> Given instruction:
Return each line from the rows below that contains the string "role". Match case exactly.

> Extracted data:
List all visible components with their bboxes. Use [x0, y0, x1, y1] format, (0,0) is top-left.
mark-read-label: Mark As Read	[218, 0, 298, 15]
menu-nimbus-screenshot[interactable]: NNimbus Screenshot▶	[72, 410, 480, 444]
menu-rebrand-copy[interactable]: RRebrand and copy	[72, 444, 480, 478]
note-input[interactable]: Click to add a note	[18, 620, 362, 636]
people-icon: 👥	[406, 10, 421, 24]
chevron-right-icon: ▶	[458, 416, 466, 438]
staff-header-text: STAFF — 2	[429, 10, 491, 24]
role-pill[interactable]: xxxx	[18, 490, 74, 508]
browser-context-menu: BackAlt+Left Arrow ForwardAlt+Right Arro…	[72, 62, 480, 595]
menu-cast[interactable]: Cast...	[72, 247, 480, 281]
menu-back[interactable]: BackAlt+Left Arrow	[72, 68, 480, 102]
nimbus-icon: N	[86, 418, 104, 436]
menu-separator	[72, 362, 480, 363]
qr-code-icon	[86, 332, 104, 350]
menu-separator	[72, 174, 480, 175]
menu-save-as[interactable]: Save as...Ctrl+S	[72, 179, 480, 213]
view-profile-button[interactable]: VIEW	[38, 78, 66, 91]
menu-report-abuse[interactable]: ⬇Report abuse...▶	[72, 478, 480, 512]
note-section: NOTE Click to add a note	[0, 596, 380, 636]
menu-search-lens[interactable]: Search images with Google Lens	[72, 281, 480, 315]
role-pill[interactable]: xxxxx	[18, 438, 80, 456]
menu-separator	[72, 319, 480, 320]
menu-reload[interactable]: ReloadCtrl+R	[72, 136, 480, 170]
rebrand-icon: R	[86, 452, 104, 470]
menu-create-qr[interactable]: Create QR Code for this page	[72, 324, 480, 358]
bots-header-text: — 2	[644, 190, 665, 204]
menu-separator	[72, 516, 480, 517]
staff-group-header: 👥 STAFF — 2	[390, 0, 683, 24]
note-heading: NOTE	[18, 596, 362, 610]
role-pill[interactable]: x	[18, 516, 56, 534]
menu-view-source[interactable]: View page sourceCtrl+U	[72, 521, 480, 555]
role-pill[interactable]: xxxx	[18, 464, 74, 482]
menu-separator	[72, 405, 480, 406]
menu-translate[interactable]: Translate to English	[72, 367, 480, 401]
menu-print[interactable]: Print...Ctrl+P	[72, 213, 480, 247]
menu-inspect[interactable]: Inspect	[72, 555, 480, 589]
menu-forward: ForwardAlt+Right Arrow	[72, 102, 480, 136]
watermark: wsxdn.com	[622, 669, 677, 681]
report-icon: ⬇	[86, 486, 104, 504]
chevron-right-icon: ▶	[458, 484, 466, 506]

> The result:
role-pill[interactable]: xxxx	[18, 490, 74, 508]
role-pill[interactable]: xxxxx	[18, 438, 80, 456]
role-pill[interactable]: x	[18, 516, 56, 534]
role-pill[interactable]: xxxx	[18, 464, 74, 482]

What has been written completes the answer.